» **Directions**
Take the line containing "What text is on this page?" and all lines after it, through the end of the material, and repeat them exactly, pictures left out.

Data records
::::

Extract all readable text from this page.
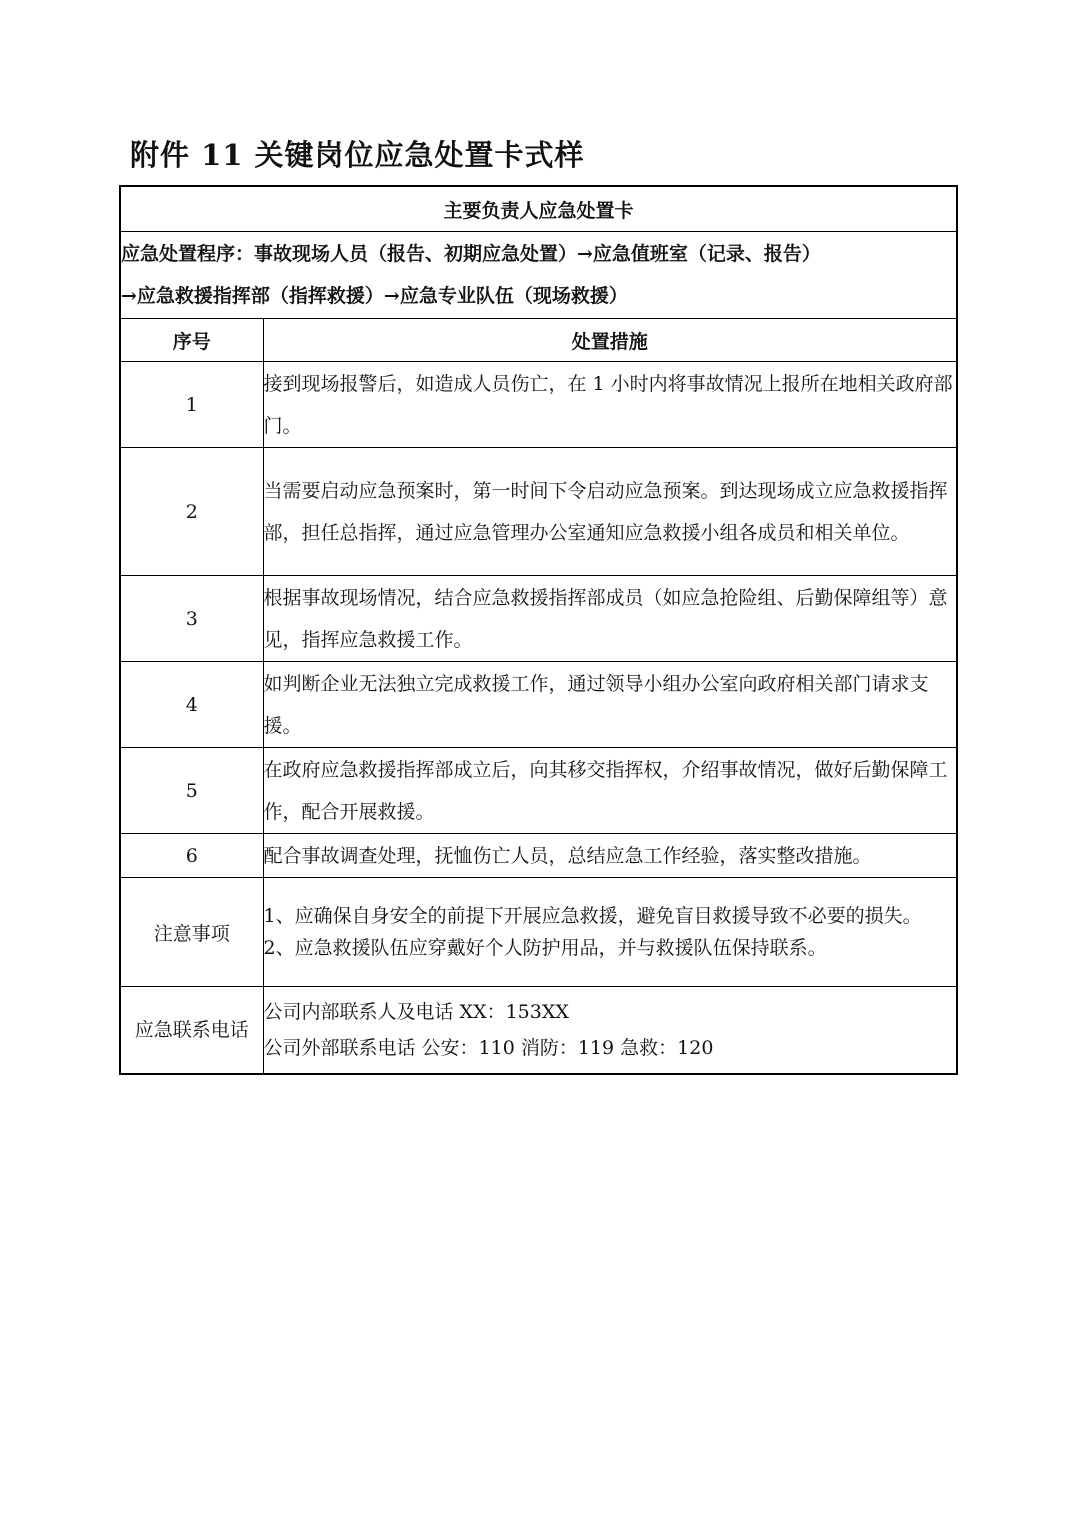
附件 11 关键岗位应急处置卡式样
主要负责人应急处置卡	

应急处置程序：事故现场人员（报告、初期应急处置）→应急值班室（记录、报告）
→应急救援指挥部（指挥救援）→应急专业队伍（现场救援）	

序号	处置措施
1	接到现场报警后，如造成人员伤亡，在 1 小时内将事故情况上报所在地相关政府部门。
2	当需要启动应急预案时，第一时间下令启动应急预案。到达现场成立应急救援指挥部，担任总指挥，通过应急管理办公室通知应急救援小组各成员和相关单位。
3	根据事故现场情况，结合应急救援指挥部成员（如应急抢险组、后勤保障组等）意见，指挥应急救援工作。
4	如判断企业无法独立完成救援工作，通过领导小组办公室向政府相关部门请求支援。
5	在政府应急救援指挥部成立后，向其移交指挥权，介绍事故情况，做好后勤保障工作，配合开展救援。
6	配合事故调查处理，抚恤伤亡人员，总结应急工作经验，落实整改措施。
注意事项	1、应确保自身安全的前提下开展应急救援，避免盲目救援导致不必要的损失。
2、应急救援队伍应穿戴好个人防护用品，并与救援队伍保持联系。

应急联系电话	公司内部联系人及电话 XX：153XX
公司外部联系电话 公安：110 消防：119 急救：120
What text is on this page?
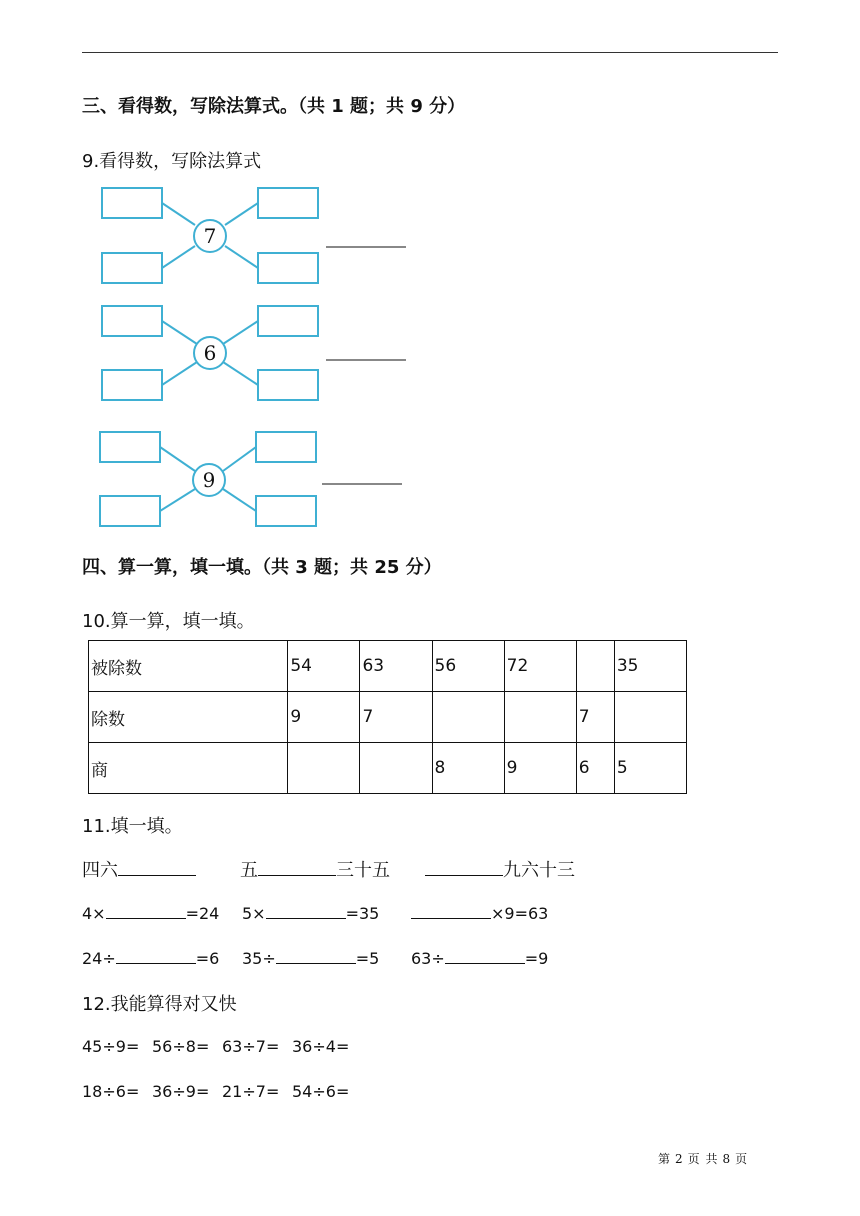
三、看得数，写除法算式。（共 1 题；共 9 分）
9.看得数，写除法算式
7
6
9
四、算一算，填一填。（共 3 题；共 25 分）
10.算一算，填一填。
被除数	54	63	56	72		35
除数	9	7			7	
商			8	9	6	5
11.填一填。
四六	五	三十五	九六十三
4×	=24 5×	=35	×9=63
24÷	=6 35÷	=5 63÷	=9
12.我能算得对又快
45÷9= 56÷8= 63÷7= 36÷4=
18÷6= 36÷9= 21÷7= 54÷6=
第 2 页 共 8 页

::::

» **Finished task**
What text is on this page?
三、看得数，写除法算式。（共 1 题；共 9 分）
9.看得数，写除法算式
7
6
9
四、算一算，填一填。（共 3 题；共 25 分）
10.算一算，填一填。
被除数	54	63	56	72		35
除数	9	7			7	
商			8	9	6	5
11.填一填。
四六	五	三十五	九六十三
4×	=24 5×	=35	×9=63
24÷	=6 35÷	=5 63÷	=9
12.我能算得对又快
45÷9= 56÷8= 63÷7= 36÷4=
18÷6= 36÷9= 21÷7= 54÷6=
第 2 页 共 8 页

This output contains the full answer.